| What you are asked to do |
Count every line where "thoại" shows up, and give that number only.

[Extracted records]
————

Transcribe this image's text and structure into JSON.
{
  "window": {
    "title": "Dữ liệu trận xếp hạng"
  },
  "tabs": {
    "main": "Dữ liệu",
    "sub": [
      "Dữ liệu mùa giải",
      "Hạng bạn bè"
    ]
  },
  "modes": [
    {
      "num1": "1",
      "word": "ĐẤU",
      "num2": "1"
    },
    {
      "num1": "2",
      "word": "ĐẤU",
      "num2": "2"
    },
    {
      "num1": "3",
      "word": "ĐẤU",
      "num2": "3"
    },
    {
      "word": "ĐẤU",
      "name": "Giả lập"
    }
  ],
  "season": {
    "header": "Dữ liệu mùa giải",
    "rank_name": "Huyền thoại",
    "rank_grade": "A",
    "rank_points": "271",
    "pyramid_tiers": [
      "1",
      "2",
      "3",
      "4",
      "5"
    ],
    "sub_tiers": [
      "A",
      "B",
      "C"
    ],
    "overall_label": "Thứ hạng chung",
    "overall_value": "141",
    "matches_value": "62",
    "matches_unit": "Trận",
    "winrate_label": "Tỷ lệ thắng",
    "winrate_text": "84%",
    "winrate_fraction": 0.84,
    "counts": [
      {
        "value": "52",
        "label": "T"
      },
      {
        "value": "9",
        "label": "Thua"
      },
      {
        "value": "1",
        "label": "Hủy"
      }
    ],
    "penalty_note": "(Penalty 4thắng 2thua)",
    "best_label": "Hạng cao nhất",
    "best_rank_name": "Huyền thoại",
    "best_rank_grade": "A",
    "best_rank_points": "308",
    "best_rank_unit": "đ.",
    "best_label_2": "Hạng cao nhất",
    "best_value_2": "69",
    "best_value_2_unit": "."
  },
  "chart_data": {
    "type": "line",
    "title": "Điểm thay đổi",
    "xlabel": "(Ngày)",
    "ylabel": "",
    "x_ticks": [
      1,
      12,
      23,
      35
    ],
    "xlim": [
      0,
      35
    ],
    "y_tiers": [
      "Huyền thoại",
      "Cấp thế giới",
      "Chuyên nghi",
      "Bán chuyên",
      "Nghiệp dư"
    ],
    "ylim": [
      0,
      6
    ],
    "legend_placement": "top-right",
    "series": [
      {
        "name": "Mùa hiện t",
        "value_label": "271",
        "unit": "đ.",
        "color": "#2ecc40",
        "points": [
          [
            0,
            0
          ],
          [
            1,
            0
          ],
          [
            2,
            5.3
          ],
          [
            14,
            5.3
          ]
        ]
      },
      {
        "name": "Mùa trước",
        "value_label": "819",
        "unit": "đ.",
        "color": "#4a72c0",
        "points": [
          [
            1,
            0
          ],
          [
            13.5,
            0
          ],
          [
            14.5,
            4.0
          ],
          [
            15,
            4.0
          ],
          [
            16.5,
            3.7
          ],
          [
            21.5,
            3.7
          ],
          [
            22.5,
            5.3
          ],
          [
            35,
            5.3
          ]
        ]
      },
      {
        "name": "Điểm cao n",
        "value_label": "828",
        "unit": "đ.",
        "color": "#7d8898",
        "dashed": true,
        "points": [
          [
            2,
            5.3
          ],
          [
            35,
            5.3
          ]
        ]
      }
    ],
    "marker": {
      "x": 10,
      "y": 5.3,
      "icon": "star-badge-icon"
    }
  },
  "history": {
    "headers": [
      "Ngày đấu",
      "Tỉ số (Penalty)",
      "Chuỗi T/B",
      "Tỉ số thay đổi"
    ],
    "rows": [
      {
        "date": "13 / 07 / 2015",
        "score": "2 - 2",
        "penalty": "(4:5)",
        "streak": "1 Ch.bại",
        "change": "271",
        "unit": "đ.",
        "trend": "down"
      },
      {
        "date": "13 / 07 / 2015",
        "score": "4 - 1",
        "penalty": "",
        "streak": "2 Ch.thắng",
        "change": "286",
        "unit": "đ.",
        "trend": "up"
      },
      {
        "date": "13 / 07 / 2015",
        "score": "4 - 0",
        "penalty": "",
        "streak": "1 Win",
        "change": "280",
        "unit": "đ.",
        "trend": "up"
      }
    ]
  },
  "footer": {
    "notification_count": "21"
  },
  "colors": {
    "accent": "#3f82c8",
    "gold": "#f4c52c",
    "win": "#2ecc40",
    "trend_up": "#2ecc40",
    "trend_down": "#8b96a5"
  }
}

————

| Worked solution |
3